## Excerto da entrevista
..........
J.E. – Fui nomeado pároco de Paço de Arcos durante dois anos, oito meses e 21 dias. A 5 de Outubro de 2004 defendi a tese de doutoramento sobre o reconhecimento do baptismo, entre católicos e ortodoxos, na Universidade de Sorbonne. Como nesse ano também leccionava na Faculdade de Teologia da Universidade Católica Portuguesa, fui nomeado secretário dessa mesma faculdade, passando a desempenhar essa função a tempo inteiro.
CL – Como se deu a vinda para Macau?
J.E. – A oportunidade surgiu após a abertura de uma espécie de pólo da Faculdade de Teologia no então Instituto Inter-Universitário de Macau (agora Universidade de São José).
CL – Os cursos de teologia são ministrados na Escola de Estudos Cristãos, a funcionar no Seminário de São José. Quem são os frequentadores de tais cursos e de onde provêm?
J.E. – Temos 35 alunos na licenciatura de Estudos Cristãos. Noventa por cento estão a preparar-se para o sacerdócio. Pertencem à Ordem dos Pregadores: na sua maioria são dominicanos, embora haja alguns verbitas. Maioritariamente são oriundos de Myanmar, mas há também alunos da Coreia do Sul, do Vietname, da Tailândia, de Hong Kong, de Macau e do Canadá. Os cursos são ministrados em inglês
CL – O estudo da teologia tem saída profissional?
J.E. – É dos cursos que apresenta maior saída profissional. Quem conhece bem, por exemplo, o norte da Europa, sabe de empresas que contratam teólogos para a área dos recursos humanos.
CL – Como julga o estreitar das relações entre a Igreja Católica e a Igreja Ortodoxa no pontificado do Papa Bento XVI?
..........
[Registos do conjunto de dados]
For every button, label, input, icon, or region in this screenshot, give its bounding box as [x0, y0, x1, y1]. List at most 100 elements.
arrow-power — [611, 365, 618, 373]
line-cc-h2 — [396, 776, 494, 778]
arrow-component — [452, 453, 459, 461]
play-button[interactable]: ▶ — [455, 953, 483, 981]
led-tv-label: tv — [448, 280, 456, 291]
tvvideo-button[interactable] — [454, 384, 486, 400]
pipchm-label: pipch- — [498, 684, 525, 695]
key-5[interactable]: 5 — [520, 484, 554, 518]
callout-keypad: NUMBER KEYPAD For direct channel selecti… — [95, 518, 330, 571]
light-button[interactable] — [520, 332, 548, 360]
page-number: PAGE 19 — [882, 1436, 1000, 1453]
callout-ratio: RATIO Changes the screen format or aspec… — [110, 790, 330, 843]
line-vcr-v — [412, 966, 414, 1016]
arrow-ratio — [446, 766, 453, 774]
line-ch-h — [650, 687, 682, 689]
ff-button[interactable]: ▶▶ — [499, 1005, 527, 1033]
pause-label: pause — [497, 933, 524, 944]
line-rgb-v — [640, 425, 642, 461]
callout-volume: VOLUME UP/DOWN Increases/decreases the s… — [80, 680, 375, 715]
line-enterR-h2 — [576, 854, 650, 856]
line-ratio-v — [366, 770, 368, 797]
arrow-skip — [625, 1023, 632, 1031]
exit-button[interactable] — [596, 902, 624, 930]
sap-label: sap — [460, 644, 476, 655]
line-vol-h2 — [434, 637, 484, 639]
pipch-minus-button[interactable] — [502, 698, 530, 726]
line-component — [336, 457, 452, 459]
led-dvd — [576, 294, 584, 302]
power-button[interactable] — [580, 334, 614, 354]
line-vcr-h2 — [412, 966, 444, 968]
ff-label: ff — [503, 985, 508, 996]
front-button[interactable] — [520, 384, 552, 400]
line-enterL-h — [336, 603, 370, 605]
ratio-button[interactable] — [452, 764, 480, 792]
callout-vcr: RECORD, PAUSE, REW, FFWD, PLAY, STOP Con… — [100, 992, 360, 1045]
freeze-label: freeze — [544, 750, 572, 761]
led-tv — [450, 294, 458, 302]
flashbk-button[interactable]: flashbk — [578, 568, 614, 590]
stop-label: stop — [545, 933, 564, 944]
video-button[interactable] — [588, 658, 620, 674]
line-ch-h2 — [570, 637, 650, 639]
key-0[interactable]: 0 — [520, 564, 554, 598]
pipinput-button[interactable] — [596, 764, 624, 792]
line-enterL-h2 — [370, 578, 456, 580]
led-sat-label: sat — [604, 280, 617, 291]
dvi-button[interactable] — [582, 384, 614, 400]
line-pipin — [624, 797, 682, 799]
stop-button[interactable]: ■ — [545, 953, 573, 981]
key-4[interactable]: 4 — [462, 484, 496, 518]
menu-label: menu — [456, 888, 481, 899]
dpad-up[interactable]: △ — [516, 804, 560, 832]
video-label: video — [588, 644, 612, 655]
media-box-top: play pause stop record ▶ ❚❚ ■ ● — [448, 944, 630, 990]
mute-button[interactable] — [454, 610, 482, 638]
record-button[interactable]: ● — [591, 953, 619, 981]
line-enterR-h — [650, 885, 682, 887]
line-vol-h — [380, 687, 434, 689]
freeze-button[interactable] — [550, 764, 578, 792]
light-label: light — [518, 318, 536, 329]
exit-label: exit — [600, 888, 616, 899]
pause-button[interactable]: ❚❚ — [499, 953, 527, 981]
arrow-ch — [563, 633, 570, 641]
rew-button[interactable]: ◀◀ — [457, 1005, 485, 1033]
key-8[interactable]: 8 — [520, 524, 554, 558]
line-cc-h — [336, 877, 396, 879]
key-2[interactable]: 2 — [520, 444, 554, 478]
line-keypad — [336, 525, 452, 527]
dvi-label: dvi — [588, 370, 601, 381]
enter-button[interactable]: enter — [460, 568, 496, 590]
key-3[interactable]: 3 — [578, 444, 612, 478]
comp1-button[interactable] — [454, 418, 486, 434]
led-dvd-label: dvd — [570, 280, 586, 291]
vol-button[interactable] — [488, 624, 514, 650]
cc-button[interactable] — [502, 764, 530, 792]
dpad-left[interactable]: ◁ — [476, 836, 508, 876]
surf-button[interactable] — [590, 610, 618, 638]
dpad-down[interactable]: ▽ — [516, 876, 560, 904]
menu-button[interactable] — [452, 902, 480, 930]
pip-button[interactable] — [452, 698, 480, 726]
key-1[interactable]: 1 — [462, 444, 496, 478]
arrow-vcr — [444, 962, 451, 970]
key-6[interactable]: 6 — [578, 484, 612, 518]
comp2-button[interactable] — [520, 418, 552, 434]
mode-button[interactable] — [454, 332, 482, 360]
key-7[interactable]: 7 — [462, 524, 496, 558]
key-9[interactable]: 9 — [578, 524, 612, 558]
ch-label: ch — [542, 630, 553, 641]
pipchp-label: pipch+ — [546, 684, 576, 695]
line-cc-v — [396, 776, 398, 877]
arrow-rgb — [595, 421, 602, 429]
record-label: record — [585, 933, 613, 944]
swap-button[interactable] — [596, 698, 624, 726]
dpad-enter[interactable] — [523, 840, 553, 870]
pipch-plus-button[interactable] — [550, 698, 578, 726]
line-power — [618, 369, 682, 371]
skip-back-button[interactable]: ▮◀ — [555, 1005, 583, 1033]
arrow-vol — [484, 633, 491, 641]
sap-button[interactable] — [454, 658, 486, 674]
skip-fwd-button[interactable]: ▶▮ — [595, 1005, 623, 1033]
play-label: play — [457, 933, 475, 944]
..........
## Tarefas a realizar
1. Responda às seguintes perguntas sobre a entrevista:
(a) Em que data e em que universidade foi defendida a tese de doutoramento?
(b) Quantos alunos tem a licenciatura de Estudos Cristãos?
(c) Em que língua são ministrados os cursos?
2. Dê a continuação da entrevista, começando logo a seguir à última linha apresentada.
Os registos têm origem numa fonte diferente da entrevista.

## As suas respostas
1.
(a) A 5 de Outubro de 2004, na Universidade de Sorbonne.
(b) 35 alunos.
(c) Em inglês.

2.
J.E. – Houve gestos proféticos na sequência do Concilio do Vaticano II. Um deles foi quando o Papa Paulo VI e o Patriarca de Constantinopla, Atenágoras, se beijaram e abraçaram. A primeira etapa do chamado «Diálogo do Amor» aconteceu, assim, com gestos simbólicos entre as duas Igrejas, após séculos de separação. Em 1976 seguiu-se o «Diálogo da Verdade», quando foi nomeada uma comissão teológica mista de católicos e ortodoxos, que se reúne periodicamente. Desde então tem tratado de questões concretas que dividem as duas igrejas, tais como o baptismo, o ministério, a autoridade, o primado do Papa, etc.
CL – Acha que um dia se poderá chegar à reunificação?
J.E. – Tenho esperança que sim.
CL – E entre os católicos e os muçulmanos?
J.E. – Há sempre plataformas de entendimento. Contudo, é importante perceber que as relações ecuménicas (entre igrejas cristãs) são sempre mais fáceis do que as relações inter-religiosas.
CL – A que passatempos se dedica?
J.E. – Quando não estou lesionado (risos) costumo nadar, jogar ténis e correr. Gosto ainda de fazer surf. A paixão surgiu depois de ir para a paróquia de Paço de Arcos. Por estar perto da praia, iniciei-me na vela aos fins-de-semana. Depois veio o gosto pelo windsurf e pelo surf. Embora seja um bocadinho duro em termos de aprendizagem, considero que o surf é um desporto viciante. E olhe que eu sou um azelha (mais risos). Só não pratico em Macau porque não há ondas.
CL – Sei que é um sportinguista ferrenho. Em Maio do ano passado foi capa dos jornais desportivos e de alguma Imprensa generalista portuguesa, por ter dito, no fim da missa, uma piada relacionada com a má actuação do árbitro Lucílio Batista durante a final da Taça da Liga de 2009, que opôs o Sporting ao Benfica (com vitória dos encarnados).
J.E. – Tenho um pequeno problema em ser brincalhão. O jogo foi decidido no desempate pelo pontapé de grandes penalidades. Na minha comunidade todos sabiam que, além de ser sportinguista, sou também muito brincalhão. Por isso, não resisti a dizer uma piada sobre o jogo da véspera. Tal aconteceu no fim da missa, ou seja, depois de ter dado a benção. O tema foi alvo de anedota em blogues de sportinguistas. Da blogosfera chegou à Agência Lusa. Daí até aparecer nos jornais e nas televisões foi um pulinho. Deturparam por completo o sentido da piada. O acontecimento chegou a ser notícia no Financial Times, pelo ridículo a que chegou a Imprensa portuguesa.